* Begin *

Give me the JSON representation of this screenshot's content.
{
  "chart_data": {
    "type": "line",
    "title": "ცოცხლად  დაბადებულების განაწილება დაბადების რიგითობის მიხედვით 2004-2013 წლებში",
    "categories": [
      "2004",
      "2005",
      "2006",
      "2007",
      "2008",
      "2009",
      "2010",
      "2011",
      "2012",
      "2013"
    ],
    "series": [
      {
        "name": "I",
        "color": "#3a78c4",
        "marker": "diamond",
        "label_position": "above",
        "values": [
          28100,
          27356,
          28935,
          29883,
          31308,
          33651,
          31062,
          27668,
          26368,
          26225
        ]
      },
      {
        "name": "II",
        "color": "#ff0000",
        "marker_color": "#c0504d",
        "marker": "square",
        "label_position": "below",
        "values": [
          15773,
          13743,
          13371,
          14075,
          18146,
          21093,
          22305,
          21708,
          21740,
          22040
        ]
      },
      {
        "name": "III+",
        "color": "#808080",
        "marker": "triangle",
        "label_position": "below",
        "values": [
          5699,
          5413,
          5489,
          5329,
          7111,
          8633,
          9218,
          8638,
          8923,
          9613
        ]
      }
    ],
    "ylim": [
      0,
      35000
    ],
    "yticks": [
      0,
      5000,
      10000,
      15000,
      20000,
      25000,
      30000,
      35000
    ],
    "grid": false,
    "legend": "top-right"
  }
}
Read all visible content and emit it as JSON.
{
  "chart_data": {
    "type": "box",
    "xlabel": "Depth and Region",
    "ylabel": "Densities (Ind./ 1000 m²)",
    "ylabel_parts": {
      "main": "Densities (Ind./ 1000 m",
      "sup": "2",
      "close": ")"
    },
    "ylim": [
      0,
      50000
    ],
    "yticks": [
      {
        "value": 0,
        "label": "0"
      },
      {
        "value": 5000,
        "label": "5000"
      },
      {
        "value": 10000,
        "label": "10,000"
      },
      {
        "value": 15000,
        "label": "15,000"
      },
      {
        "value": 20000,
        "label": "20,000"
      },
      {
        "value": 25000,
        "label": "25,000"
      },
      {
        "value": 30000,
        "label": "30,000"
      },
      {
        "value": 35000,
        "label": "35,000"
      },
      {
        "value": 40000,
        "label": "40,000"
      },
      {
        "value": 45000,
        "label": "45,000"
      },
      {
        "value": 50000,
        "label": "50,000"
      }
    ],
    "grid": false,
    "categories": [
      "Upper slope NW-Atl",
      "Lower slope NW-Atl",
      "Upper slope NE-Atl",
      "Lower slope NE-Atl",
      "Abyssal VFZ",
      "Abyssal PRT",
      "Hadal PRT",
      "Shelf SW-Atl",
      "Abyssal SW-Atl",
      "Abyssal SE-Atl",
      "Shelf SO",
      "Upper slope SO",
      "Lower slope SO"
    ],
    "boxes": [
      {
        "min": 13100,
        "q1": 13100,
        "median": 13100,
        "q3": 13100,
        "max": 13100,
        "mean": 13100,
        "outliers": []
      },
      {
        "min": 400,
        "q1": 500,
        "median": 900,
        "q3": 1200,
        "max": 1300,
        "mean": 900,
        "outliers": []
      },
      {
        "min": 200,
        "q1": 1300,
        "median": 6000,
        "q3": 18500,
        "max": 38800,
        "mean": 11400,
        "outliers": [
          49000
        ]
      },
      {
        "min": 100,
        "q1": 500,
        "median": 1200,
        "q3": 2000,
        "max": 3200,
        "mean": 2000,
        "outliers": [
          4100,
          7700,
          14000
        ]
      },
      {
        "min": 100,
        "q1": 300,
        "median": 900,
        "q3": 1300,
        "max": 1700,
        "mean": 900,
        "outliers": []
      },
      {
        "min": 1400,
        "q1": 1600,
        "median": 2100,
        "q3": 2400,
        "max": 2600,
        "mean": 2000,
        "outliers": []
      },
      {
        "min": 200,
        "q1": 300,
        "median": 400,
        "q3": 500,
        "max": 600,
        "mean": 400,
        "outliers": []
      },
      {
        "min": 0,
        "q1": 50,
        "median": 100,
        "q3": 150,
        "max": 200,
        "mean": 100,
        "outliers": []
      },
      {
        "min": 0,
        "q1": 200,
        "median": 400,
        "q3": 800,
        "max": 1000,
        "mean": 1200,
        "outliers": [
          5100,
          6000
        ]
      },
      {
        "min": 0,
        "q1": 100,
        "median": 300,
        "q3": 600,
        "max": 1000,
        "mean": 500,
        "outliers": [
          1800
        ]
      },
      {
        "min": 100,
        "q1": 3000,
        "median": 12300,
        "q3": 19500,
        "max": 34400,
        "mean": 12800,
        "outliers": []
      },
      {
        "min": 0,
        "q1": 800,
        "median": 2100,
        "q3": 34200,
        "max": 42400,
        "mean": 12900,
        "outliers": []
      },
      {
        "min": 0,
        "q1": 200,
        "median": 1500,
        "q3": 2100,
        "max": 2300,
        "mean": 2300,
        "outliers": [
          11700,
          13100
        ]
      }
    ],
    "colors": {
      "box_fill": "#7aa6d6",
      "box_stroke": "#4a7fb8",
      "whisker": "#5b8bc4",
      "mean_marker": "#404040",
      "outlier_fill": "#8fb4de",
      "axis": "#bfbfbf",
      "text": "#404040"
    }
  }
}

* End *
* Begin *

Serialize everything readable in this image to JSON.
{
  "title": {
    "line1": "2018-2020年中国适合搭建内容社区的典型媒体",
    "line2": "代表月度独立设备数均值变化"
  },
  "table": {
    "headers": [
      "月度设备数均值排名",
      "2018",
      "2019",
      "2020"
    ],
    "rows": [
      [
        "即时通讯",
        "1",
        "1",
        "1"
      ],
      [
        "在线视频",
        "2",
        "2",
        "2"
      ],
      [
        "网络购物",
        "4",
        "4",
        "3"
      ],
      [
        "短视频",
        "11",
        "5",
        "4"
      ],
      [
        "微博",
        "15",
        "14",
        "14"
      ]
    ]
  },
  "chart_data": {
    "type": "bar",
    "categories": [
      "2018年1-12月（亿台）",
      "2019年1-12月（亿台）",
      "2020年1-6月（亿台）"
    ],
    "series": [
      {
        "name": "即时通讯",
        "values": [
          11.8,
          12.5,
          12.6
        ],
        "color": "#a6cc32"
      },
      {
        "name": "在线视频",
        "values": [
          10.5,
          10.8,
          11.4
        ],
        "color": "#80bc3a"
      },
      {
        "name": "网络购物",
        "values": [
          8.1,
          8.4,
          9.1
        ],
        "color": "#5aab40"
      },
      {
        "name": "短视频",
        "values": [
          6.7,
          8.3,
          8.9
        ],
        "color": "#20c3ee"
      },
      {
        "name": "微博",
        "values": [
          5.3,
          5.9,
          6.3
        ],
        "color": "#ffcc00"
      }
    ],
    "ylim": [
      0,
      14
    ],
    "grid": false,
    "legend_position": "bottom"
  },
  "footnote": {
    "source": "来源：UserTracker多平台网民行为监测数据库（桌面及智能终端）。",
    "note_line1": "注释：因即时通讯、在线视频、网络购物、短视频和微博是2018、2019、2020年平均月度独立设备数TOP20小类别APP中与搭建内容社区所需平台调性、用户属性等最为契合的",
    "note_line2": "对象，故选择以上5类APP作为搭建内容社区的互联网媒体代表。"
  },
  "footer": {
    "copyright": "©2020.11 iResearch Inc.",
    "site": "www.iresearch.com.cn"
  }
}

* End *

Note every line above where the string "在线视频" shows up, and copy those lines.

_Written reply_
        "在线视频",
        "name": "在线视频",
    "note_line1": "注释：因即时通讯、在线视频、网络购物、短视频和微博是2018、2019、2020年平均月度独立设备数TOP20小类别APP中与搭建内容社区所需平台调性、用户属性等最为契合的",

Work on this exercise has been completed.